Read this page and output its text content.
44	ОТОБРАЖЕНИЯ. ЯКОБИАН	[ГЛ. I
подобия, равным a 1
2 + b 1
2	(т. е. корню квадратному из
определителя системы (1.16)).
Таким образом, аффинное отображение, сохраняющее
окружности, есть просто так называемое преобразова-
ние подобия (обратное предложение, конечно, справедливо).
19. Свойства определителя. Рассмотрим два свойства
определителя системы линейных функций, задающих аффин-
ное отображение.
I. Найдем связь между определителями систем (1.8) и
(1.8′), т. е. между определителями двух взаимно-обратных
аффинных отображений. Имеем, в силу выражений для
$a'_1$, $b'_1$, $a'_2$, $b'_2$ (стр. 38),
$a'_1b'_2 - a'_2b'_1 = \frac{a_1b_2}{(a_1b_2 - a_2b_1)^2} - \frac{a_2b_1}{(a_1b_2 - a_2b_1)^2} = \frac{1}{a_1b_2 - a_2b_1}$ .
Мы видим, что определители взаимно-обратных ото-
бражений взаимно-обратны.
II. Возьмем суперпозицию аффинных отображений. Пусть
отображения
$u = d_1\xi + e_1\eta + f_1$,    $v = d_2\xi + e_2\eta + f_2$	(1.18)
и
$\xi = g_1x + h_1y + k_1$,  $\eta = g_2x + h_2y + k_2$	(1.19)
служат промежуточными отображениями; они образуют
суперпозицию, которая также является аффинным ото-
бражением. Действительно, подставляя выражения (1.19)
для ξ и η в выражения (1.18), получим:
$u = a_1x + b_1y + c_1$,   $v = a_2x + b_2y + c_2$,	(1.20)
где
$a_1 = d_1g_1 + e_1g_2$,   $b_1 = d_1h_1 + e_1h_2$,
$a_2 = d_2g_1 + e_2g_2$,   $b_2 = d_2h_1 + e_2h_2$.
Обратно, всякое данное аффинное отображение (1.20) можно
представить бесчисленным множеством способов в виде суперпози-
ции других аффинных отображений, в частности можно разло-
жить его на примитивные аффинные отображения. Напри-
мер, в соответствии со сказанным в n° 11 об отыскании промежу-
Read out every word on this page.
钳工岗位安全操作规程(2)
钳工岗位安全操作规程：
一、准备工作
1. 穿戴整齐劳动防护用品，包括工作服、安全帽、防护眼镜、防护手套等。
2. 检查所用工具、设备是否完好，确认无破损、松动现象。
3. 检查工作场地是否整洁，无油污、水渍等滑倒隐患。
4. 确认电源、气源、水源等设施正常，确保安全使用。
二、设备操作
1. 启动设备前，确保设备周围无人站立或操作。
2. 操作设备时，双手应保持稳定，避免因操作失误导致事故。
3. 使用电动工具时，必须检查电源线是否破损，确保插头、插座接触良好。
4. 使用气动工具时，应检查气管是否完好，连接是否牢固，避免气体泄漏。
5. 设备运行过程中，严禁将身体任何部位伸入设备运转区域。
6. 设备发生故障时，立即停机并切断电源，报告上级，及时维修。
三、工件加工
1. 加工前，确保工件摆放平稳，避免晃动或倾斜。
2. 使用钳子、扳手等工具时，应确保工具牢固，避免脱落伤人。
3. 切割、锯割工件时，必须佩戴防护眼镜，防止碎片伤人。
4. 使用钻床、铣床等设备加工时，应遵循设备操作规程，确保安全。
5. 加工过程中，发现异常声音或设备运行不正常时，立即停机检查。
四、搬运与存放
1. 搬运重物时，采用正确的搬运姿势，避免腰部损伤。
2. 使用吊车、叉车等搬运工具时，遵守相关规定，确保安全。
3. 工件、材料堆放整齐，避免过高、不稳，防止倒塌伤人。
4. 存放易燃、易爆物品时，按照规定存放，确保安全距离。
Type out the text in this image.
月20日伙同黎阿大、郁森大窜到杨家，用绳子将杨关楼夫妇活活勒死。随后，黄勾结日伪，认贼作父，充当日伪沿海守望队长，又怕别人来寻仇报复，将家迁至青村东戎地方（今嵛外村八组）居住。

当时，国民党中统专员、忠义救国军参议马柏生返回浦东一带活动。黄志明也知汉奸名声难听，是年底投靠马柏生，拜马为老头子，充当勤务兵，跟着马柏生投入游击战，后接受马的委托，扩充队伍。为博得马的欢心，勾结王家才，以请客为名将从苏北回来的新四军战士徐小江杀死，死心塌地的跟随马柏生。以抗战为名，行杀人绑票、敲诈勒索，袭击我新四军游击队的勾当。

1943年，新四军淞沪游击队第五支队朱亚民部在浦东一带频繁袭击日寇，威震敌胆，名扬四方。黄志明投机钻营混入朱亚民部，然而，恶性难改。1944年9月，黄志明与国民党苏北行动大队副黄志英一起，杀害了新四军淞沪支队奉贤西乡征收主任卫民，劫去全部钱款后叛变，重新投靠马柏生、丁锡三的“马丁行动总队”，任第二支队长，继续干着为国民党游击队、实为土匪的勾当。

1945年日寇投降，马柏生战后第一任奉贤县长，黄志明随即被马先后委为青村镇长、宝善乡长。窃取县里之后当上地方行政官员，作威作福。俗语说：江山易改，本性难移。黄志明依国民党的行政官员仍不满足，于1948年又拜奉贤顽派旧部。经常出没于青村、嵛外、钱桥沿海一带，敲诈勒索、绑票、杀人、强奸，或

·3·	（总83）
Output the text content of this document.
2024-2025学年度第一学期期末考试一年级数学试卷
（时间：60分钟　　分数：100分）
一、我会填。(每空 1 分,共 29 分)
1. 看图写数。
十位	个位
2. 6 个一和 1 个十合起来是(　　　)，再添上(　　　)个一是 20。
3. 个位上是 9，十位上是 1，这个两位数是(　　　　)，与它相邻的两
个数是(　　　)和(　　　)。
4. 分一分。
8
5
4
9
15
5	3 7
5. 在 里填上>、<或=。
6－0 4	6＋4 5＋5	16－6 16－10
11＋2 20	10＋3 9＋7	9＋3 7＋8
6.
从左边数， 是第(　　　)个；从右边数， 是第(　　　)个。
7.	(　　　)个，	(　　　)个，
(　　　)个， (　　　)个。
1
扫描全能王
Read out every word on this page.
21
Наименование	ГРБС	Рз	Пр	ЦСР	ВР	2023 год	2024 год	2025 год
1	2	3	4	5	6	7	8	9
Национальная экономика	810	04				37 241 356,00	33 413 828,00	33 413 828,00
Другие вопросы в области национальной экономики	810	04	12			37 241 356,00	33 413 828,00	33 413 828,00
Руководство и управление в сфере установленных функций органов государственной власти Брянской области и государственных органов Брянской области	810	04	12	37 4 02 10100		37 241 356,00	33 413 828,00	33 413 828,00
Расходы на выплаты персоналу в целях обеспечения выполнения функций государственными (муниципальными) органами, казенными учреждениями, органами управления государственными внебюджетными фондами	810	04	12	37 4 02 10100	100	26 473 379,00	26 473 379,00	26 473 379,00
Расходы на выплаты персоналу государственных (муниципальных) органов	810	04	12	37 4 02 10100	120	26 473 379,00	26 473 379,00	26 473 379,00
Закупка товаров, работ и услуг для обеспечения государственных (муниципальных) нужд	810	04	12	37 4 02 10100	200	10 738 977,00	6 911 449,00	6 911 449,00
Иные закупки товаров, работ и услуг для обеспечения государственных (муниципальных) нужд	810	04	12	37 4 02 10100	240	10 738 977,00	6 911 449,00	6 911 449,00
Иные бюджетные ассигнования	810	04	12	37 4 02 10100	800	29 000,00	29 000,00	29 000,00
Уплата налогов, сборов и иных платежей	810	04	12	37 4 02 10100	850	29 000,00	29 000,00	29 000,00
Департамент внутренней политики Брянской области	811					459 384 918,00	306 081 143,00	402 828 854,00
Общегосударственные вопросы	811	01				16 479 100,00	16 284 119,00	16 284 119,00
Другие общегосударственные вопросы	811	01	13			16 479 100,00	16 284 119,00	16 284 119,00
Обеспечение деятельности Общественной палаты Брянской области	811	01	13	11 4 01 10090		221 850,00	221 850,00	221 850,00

○ ○ ○ ○ ○

Find the lines holding "Расходы" and list every one.

Расходы на выплаты персоналу в целях обеспечения выполнения функций государственными (муниципальными) органами, казенными учреждениями, органами управления государственными внебюджетными фондами	810	04	12	37 4 02 10100	100	26 473 379,00	26 473 379,00	26 473 379,00
Расходы на выплаты персоналу государственных (муниципальных) органов	810	04	12	37 4 02 10100	120	26 473 379,00	26 473 379,00	26 473 379,00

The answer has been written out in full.